## Directive A
Copy the listing below verbatim, starting with its first line and going on through the line that contains "389, 849, 400]", with both of those lines included.

*-*-*

Mailing List Archives
Public Access
|
|
|
[Date Prev][Date Next][Thread Prev][Thread Next][Date Index][Thread Index]
[Condor-users] Computers missing from Condor pool
- Date: Tue, 26 Feb 2008 15:34:39 +0100
- From: Rob de Graaf <r.degraaf@xxxxxxxxxxxx>
- Subject: [Condor-users] Computers missing from Condor pool
Hello all,
We run a Condor pool consisting of a Linux central manager and some
4.500 Windows XP execute nodes. Almost all of these have dual core CPUs,
so on a good day we would expect to see 7.000+ virtual machines in our
pool. The problem is that we don't see that many, in fact we only see
around 5.000 at peak hours. For a few weeks now, we've been trying to
find our "missing" computers, with little success.
Of course the first thing we did was to make sure Condor was properly
installed on all machines, and that there are no connectivity issues
preventing hosts in part of the network from connecting to the manager.
We had cron periodically parse condor_status -l for "new" host names,
building a unique list. It grew quickly, and now contains over 4.400
unique host names (they contain the MAC-address). This tells us that
Condor is in fact installed on all computers, and that they all can
connect to the central manager, having been in the pool at some point.
The next thing we did was to make sure the "missing" computers weren't
simply powered down. We conducted ping sweeps at different times and on
various parts of the network, compared the results to the condor_status
output, and we consistently found many more live hosts than were
appearing in the pool, up to twice as many at times. We concluded there
are computers that have Condor installed, have been in the pool at
some point, are powered on and responding to ping, but are not appearing
in the pool for some reason.

*-*-*

## Directive B
Continue the mailing-list post about computers missing from the Condor pool, starting right after its last sentence.

Records from a dataset

*-*-*

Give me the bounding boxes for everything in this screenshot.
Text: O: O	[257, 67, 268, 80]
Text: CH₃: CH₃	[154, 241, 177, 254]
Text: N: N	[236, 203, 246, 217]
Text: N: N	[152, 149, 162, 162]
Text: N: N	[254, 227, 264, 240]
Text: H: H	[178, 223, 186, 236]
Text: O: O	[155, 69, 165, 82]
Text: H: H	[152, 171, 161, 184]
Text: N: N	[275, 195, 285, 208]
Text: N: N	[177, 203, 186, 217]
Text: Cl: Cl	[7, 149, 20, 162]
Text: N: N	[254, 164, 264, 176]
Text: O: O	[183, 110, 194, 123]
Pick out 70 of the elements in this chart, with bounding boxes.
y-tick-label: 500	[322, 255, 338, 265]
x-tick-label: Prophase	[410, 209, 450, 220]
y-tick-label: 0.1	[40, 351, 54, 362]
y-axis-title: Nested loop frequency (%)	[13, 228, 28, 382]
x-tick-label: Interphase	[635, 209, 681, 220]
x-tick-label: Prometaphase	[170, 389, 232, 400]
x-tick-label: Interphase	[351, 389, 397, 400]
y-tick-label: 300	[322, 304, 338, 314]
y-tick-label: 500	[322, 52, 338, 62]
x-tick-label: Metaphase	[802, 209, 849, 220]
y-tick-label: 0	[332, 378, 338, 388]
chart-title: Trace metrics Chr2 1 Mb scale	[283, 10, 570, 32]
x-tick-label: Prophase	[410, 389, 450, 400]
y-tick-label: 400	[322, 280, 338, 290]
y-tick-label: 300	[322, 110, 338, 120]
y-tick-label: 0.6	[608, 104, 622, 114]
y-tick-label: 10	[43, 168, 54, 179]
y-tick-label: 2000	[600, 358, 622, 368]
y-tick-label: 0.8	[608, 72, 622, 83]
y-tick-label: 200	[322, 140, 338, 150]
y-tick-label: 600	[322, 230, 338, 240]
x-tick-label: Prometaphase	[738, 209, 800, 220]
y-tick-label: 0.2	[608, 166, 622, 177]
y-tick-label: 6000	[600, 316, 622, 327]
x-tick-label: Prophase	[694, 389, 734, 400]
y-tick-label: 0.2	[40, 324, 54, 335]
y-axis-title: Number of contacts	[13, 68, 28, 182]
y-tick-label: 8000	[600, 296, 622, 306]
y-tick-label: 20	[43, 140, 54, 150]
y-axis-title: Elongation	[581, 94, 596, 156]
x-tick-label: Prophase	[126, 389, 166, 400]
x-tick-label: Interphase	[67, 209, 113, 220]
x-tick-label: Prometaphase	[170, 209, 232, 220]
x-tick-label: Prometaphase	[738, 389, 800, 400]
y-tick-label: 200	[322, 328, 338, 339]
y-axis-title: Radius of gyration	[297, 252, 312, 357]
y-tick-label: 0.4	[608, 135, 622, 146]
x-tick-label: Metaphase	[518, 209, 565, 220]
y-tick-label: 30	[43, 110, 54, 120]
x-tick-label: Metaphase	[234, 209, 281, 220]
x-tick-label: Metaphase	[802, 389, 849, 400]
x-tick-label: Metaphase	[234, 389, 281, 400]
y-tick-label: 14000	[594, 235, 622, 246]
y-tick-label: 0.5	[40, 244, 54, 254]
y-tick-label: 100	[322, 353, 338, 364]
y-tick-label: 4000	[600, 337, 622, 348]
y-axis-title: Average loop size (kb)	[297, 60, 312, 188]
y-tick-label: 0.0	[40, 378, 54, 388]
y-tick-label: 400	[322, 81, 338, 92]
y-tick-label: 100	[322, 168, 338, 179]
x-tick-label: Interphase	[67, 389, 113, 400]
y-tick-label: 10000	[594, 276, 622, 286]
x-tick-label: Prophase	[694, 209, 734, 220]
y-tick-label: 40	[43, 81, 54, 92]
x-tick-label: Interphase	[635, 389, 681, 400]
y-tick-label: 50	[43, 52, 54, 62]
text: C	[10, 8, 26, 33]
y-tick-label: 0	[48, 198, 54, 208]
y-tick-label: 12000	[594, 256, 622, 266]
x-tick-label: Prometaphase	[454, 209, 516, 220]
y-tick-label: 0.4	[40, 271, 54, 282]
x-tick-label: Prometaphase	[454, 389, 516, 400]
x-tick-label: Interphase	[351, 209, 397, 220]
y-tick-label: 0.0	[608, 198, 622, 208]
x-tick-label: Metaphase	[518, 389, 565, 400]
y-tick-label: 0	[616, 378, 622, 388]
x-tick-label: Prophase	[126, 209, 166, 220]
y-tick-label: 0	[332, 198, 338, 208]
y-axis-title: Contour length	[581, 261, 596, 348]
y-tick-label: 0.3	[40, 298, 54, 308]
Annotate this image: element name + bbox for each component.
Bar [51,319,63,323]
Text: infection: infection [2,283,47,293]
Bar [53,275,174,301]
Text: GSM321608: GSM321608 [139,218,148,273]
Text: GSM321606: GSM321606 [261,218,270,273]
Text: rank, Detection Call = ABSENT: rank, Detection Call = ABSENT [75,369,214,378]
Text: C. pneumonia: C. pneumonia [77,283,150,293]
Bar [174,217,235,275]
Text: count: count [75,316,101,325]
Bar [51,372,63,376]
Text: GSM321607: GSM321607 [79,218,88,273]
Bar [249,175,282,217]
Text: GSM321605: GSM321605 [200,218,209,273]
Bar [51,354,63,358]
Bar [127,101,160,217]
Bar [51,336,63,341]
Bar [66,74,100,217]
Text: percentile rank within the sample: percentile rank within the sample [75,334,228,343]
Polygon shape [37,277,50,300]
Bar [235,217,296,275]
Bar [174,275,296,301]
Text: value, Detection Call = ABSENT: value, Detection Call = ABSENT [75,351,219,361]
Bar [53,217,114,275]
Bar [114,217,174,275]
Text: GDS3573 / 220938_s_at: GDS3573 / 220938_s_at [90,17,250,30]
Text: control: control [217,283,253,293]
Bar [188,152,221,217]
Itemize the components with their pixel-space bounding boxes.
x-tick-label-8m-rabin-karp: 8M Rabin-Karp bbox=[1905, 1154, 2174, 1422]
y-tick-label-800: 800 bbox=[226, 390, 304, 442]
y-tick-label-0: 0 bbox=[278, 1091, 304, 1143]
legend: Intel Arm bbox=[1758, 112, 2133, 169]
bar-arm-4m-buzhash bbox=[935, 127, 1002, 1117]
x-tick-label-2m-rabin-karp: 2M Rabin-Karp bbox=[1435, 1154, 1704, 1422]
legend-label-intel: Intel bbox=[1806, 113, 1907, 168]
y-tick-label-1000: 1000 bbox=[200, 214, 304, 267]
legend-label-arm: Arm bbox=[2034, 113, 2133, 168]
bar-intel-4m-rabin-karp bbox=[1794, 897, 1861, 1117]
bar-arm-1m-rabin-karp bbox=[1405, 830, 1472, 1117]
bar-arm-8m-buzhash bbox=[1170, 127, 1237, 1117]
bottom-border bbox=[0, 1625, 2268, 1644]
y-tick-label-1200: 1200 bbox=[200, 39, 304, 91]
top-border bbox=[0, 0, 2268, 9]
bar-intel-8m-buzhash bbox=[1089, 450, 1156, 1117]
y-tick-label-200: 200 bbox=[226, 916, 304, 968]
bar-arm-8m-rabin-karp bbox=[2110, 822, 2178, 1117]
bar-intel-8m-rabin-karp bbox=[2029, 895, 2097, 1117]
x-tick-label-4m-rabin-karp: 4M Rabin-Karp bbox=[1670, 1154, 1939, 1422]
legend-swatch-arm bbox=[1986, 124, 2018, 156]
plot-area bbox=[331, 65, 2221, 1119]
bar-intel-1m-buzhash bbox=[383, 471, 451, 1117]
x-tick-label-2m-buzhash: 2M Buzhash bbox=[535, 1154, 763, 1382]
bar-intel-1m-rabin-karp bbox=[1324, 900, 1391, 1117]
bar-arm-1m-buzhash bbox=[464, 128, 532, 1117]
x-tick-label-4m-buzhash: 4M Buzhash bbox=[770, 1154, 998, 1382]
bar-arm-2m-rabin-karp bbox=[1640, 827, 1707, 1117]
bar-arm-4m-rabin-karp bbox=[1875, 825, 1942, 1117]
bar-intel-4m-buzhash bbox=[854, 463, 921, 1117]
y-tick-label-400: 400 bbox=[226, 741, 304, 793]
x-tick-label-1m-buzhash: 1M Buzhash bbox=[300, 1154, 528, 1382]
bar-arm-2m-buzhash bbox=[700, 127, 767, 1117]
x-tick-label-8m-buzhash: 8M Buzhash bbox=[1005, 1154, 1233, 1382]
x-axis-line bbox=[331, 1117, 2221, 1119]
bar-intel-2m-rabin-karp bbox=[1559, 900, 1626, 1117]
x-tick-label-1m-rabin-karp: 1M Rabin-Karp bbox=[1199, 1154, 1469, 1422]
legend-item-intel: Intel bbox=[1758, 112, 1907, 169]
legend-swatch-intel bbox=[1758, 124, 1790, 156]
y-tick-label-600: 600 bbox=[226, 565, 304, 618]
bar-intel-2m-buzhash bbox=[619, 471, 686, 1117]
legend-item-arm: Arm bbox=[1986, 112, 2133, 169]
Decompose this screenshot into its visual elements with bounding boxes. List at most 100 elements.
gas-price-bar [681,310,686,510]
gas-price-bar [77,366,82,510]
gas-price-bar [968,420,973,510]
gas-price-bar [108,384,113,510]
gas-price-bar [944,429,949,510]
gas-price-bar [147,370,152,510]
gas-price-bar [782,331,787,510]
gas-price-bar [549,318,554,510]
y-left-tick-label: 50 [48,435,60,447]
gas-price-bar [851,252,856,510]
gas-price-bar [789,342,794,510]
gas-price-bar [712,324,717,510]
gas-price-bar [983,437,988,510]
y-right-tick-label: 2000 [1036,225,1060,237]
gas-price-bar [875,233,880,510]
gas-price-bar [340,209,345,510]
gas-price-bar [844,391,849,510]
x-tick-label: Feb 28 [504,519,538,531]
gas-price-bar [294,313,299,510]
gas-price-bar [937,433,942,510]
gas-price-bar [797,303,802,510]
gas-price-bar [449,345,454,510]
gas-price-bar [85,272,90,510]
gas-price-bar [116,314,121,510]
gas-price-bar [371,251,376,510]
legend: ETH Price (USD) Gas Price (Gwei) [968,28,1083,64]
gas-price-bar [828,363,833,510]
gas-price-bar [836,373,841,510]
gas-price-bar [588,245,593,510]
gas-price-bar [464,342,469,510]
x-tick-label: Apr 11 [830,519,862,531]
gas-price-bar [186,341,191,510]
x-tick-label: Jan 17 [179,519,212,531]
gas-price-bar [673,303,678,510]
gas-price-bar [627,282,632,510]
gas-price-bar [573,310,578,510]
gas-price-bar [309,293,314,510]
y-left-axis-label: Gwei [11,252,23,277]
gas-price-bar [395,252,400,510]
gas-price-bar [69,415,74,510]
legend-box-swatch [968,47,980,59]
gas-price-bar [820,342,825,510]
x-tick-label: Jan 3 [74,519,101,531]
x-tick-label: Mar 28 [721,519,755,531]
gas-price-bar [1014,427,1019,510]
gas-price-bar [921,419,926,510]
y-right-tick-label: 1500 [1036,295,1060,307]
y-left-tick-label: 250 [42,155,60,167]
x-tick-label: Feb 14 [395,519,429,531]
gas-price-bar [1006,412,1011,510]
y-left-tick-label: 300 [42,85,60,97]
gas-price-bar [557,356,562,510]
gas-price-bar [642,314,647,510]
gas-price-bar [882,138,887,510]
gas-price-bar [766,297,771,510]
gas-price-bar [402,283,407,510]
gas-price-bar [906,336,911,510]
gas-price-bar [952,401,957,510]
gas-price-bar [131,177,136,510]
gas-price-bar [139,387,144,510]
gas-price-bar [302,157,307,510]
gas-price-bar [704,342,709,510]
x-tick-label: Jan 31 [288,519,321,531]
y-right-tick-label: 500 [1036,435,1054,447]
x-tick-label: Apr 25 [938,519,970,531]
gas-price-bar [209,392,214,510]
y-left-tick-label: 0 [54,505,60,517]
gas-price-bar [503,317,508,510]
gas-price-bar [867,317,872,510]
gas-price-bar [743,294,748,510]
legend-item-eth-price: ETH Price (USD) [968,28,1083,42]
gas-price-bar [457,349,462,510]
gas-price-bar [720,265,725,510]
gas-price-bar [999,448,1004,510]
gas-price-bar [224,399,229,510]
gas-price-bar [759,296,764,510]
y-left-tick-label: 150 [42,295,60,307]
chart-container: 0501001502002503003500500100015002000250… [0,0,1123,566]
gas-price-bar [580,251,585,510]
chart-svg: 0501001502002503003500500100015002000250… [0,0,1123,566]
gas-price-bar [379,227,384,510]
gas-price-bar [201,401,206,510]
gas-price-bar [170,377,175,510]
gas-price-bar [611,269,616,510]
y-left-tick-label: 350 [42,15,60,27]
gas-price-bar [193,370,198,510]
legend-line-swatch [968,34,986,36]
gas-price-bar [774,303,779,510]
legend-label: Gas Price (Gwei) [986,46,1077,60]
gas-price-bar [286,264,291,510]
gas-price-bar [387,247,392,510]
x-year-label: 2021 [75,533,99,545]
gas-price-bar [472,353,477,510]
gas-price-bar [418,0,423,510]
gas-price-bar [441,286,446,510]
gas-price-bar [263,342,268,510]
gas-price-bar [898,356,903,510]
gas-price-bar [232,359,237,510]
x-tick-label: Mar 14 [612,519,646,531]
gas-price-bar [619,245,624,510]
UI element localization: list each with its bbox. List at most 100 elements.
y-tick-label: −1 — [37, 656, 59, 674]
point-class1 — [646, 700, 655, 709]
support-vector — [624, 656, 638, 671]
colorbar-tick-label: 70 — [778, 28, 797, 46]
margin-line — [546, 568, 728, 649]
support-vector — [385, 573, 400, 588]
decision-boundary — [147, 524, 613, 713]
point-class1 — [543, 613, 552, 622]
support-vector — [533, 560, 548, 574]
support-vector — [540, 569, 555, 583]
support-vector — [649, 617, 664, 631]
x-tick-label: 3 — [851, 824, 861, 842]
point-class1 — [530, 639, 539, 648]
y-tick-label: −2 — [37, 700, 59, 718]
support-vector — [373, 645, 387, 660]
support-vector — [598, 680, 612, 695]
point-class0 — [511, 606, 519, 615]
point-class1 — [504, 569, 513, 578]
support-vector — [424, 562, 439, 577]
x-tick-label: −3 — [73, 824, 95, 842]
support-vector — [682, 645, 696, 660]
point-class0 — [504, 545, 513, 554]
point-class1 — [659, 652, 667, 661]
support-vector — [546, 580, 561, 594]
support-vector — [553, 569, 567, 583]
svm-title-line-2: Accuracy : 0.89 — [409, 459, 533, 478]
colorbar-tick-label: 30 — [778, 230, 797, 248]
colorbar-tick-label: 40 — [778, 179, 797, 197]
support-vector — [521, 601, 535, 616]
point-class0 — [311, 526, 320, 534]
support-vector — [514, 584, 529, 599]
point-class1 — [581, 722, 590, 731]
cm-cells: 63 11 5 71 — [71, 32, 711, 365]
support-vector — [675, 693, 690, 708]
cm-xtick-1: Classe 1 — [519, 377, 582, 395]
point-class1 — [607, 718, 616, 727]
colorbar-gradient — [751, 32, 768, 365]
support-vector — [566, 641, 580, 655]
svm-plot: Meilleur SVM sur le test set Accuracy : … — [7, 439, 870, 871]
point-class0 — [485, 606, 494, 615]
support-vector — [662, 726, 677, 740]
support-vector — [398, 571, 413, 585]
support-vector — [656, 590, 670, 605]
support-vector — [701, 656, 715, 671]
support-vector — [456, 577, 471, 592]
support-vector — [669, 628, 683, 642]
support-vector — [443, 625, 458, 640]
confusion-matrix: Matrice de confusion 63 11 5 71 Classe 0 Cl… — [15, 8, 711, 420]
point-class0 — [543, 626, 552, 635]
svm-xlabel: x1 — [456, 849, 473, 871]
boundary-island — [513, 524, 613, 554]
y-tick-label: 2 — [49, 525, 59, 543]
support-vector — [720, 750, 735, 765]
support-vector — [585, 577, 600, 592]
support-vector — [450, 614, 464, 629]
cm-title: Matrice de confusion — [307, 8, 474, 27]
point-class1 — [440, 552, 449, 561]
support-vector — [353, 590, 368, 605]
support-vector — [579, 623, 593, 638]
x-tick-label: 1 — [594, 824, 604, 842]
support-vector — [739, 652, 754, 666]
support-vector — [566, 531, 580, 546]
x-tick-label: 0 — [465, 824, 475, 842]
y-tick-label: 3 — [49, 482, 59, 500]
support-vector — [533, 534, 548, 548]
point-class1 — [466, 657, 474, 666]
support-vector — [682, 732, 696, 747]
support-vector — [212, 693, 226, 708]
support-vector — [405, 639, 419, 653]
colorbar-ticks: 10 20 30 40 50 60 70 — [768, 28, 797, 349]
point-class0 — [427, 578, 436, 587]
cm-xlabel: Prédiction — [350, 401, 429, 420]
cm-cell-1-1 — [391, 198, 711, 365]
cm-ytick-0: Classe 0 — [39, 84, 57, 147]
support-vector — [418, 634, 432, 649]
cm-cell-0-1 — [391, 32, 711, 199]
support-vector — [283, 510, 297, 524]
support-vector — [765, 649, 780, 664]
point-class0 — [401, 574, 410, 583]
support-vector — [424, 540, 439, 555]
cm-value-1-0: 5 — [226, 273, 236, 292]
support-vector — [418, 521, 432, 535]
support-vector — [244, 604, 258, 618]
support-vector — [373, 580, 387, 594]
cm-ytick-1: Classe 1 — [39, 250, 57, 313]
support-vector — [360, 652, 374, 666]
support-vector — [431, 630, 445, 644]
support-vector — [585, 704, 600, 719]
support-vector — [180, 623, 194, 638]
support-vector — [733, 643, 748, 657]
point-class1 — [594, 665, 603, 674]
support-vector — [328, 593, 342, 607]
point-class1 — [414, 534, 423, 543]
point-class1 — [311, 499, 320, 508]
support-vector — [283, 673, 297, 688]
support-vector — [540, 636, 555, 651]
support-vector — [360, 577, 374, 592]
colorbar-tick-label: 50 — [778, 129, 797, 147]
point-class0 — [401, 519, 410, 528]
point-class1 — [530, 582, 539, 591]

*-*-*

## Task result A
Give me the bounding boxes for everything in this screenshot.
Text: O: O	[257, 67, 268, 80]
Text: CH₃: CH₃	[154, 241, 177, 254]
Text: N: N	[236, 203, 246, 217]
Text: N: N	[152, 149, 162, 162]
Text: N: N	[254, 227, 264, 240]
Text: H: H	[178, 223, 186, 236]
Text: O: O	[155, 69, 165, 82]
Text: H: H	[152, 171, 161, 184]
Text: N: N	[275, 195, 285, 208]
Text: N: N	[177, 203, 186, 217]
Text: Cl: Cl	[7, 149, 20, 162]
Text: N: N	[254, 164, 264, 176]
Text: O: O	[183, 110, 194, 123]
Pick out 70 of the elements in this chart, with bounding boxes.
y-tick-label: 500	[322, 255, 338, 265]
x-tick-label: Prophase	[410, 209, 450, 220]
y-tick-label: 0.1	[40, 351, 54, 362]
y-axis-title: Nested loop frequency (%)	[13, 228, 28, 382]
x-tick-label: Interphase	[635, 209, 681, 220]
x-tick-label: Prometaphase	[170, 389, 232, 400]
x-tick-label: Interphase	[351, 389, 397, 400]
y-tick-label: 300	[322, 304, 338, 314]
y-tick-label: 500	[322, 52, 338, 62]
x-tick-label: Metaphase	[802, 209, 849, 220]
y-tick-label: 0	[332, 378, 338, 388]
chart-title: Trace metrics Chr2 1 Mb scale	[283, 10, 570, 32]
x-tick-label: Prophase	[410, 389, 450, 400]
y-tick-label: 400	[322, 280, 338, 290]
y-tick-label: 300	[322, 110, 338, 120]
y-tick-label: 0.6	[608, 104, 622, 114]
y-tick-label: 10	[43, 168, 54, 179]
y-tick-label: 2000	[600, 358, 622, 368]
y-tick-label: 0.8	[608, 72, 622, 83]
y-tick-label: 200	[322, 140, 338, 150]
y-tick-label: 600	[322, 230, 338, 240]
x-tick-label: Prometaphase	[738, 209, 800, 220]
y-tick-label: 0.2	[608, 166, 622, 177]
y-tick-label: 6000	[600, 316, 622, 327]
x-tick-label: Prophase	[694, 389, 734, 400]
y-tick-label: 0.2	[40, 324, 54, 335]
y-axis-title: Number of contacts	[13, 68, 28, 182]
y-tick-label: 8000	[600, 296, 622, 306]
y-tick-label: 20	[43, 140, 54, 150]
y-axis-title: Elongation	[581, 94, 596, 156]
x-tick-label: Prophase	[126, 389, 166, 400]
x-tick-label: Interphase	[67, 209, 113, 220]
x-tick-label: Prometaphase	[170, 209, 232, 220]
x-tick-label: Prometaphase	[738, 389, 800, 400]
y-tick-label: 200	[322, 328, 338, 339]
y-axis-title: Radius of gyration	[297, 252, 312, 357]
y-tick-label: 0.4	[608, 135, 622, 146]
x-tick-label: Metaphase	[518, 209, 565, 220]
y-tick-label: 30	[43, 110, 54, 120]
x-tick-label: Metaphase	[234, 209, 281, 220]
x-tick-label: Metaphase	[802, 389, 849, 400]

## Task result B
Our next step was to find out if the collector daemon was a bottleneck.
We created a tcpdump of traffic on the collector port, and compared it
to the actions of the collector daemon; specifically we looked for UDP
containing "Command = 0" and compared to UPDATE_STARTD_ADS as logged by
the collector daemon. We found that our collector is not a bottleneck;
it appears to be processing all incoming updates as expected.
During our analysis of traffic on the collector port, we did find that
sometimes execute nodes will not send complete updates via UDP, see:
https://lists.cs.wisc.edu/archive/condor-users/2008-January/msg00231.shtml
The suggested fix, adding a delay by setting the D_NETWORK debug flag,
has been applied on all computers and has had some effect; the average
pool size has gone up, but not by as much as we had hoped, and ping
sweeps still reveal many more live machines not appearing in the pool,
leading us to believe there is still some other problem.
We've looked at master and startd log files but we haven't been able to
find anything seriously wrong, and we're running out of ideas.
What could be causing computers to sometimes be missing from our pool,
and what else can we do to find them?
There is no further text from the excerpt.